=== Task objective ===
An exact copy of all the data is required, with pictures left out.

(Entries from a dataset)
___
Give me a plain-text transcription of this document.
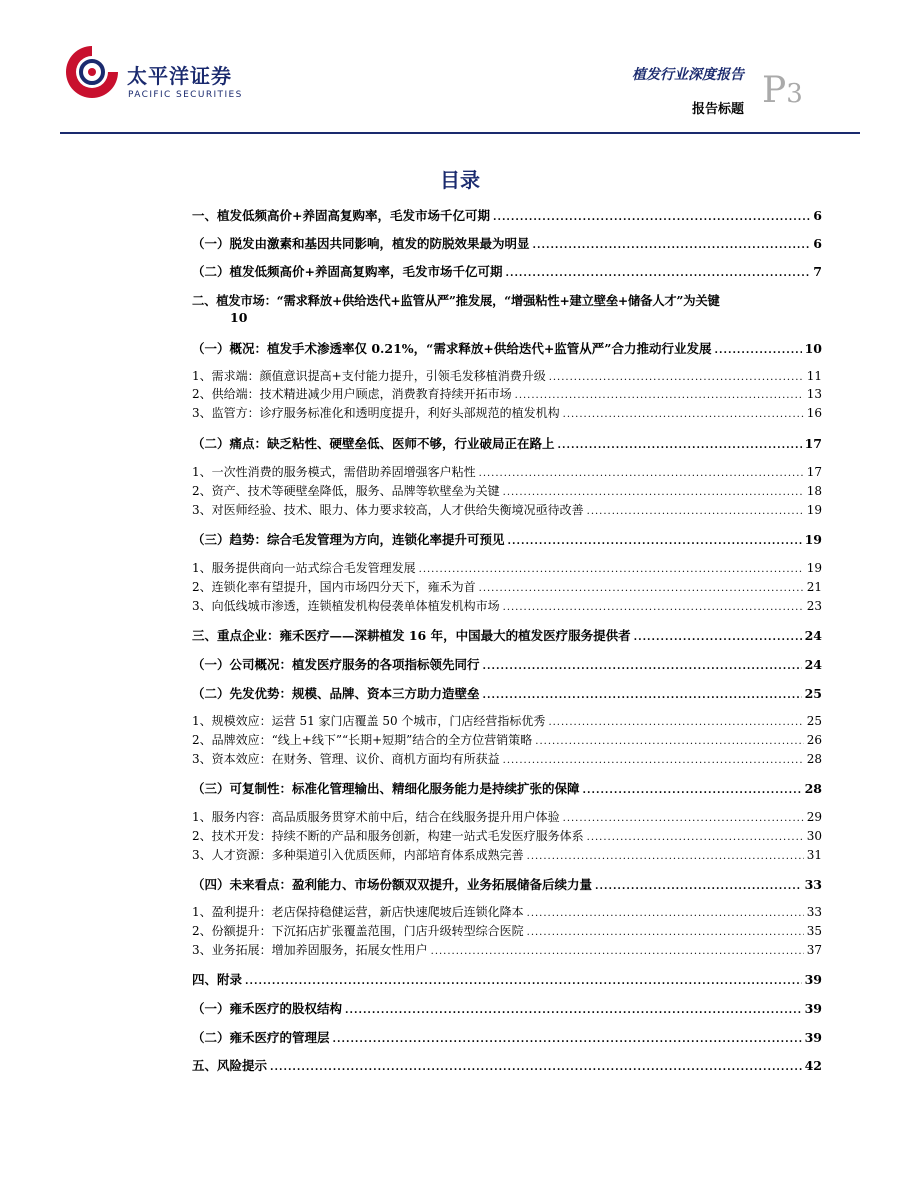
太平洋证券
PACIFIC SECURITIES
植发行业深度报告
报告标题 P3
目录
一、植发低频高价+养固高复购率，毛发市场千亿可期 .....	6
（一）脱发由激素和基因共同影响，植发的防脱效果最为明显 .....	6
（二）植发低频高价+养固高复购率，毛发市场千亿可期 .....	7
二、植发市场：“需求释放+供给迭代+监管从严”推发展，“增强粘性+建立壁垒+储备人才”为关键
10
（一）概况：植发手术渗透率仅 0.21%，“需求释放+供给迭代+监管从严”合力推动行业发展 .....	10
1、需求端：颜值意识提高+支付能力提升，引领毛发移植消费升级 .....	11
2、供给端：技术精进减少用户顾虑，消费教育持续开拓市场 .....	13
3、监管方：诊疗服务标准化和透明度提升，利好头部规范的植发机构 .....	16
（二）痛点：缺乏粘性、硬壁垒低、医师不够，行业破局正在路上 .....	17
1、一次性消费的服务模式，需借助养固增强客户粘性 .....	17
2、资产、技术等硬壁垒降低，服务、品牌等软壁垒为关键 .....	18
3、对医师经验、技术、眼力、体力要求较高，人才供给失衡境况亟待改善 .....	19
（三）趋势：综合毛发管理为方向，连锁化率提升可预见 .....	19
1、服务提供商向一站式综合毛发管理发展 .....	19
2、连锁化率有望提升，国内市场四分天下，雍禾为首 .....	21
3、向低线城市渗透，连锁植发机构侵袭单体植发机构市场 .....	23
三、重点企业：雍禾医疗——深耕植发 16 年，中国最大的植发医疗服务提供者 .....	24
（一）公司概况：植发医疗服务的各项指标领先同行 .....	24
（二）先发优势：规模、品牌、资本三方助力造壁垒 .....	25
1、规模效应：运营 51 家门店覆盖 50 个城市，门店经营指标优秀 .....	25
2、品牌效应：“线上+线下”“长期+短期”结合的全方位营销策略 .....	26
3、资本效应：在财务、管理、议价、商机方面均有所获益 .....	28
（三）可复制性：标准化管理输出、精细化服务能力是持续扩张的保障 .....	28
1、服务内容：高品质服务贯穿术前中后，结合在线服务提升用户体验 .....	29
2、技术开发：持续不断的产品和服务创新，构建一站式毛发医疗服务体系 .....	30
3、人才资源：多种渠道引入优质医师，内部培育体系成熟完善 .....	31
（四）未来看点：盈利能力、市场份额双双提升，业务拓展储备后续力量 .....	33
1、盈利提升：老店保持稳健运营，新店快速爬坡后连锁化降本 .....	33
2、份额提升：下沉拓店扩张覆盖范围，门店升级转型综合医院 .....	35
3、业务拓展：增加养固服务，拓展女性用户 .....	37
四、附录 .....	39
（一）雍禾医疗的股权结构 .....	39
（二）雍禾医疗的管理层 .....	39
五、风险提示 .....	42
___
=== Solution for this problem ===
Give me a plain-text transcription of this document.
太平洋证券
PACIFIC SECURITIES
植发行业深度报告
报告标题 P3
目录
一、植发低频高价+养固高复购率，毛发市场千亿可期 .....	6
（一）脱发由激素和基因共同影响，植发的防脱效果最为明显 .....	6
（二）植发低频高价+养固高复购率，毛发市场千亿可期 .....	7
二、植发市场：“需求释放+供给迭代+监管从严”推发展，“增强粘性+建立壁垒+储备人才”为关键
10
（一）概况：植发手术渗透率仅 0.21%，“需求释放+供给迭代+监管从严”合力推动行业发展 .....	10
1、需求端：颜值意识提高+支付能力提升，引领毛发移植消费升级 .....	11
2、供给端：技术精进减少用户顾虑，消费教育持续开拓市场 .....	13
3、监管方：诊疗服务标准化和透明度提升，利好头部规范的植发机构 .....	16
（二）痛点：缺乏粘性、硬壁垒低、医师不够，行业破局正在路上 .....	17
1、一次性消费的服务模式，需借助养固增强客户粘性 .....	17
2、资产、技术等硬壁垒降低，服务、品牌等软壁垒为关键 .....	18
3、对医师经验、技术、眼力、体力要求较高，人才供给失衡境况亟待改善 .....	19
（三）趋势：综合毛发管理为方向，连锁化率提升可预见 .....	19
1、服务提供商向一站式综合毛发管理发展 .....	19
2、连锁化率有望提升，国内市场四分天下，雍禾为首 .....	21
3、向低线城市渗透，连锁植发机构侵袭单体植发机构市场 .....	23
三、重点企业：雍禾医疗——深耕植发 16 年，中国最大的植发医疗服务提供者 .....	24
（一）公司概况：植发医疗服务的各项指标领先同行 .....	24
（二）先发优势：规模、品牌、资本三方助力造壁垒 .....	25
1、规模效应：运营 51 家门店覆盖 50 个城市，门店经营指标优秀 .....	25
2、品牌效应：“线上+线下”“长期+短期”结合的全方位营销策略 .....	26
3、资本效应：在财务、管理、议价、商机方面均有所获益 .....	28
（三）可复制性：标准化管理输出、精细化服务能力是持续扩张的保障 .....	28
1、服务内容：高品质服务贯穿术前中后，结合在线服务提升用户体验 .....	29
2、技术开发：持续不断的产品和服务创新，构建一站式毛发医疗服务体系 .....	30
3、人才资源：多种渠道引入优质医师，内部培育体系成熟完善 .....	31
（四）未来看点：盈利能力、市场份额双双提升，业务拓展储备后续力量 .....	33
1、盈利提升：老店保持稳健运营，新店快速爬坡后连锁化降本 .....	33
2、份额提升：下沉拓店扩张覆盖范围，门店升级转型综合医院 .....	35
3、业务拓展：增加养固服务，拓展女性用户 .....	37
四、附录 .....	39
（一）雍禾医疗的股权结构 .....	39
（二）雍禾医疗的管理层 .....	39
五、风险提示 .....	42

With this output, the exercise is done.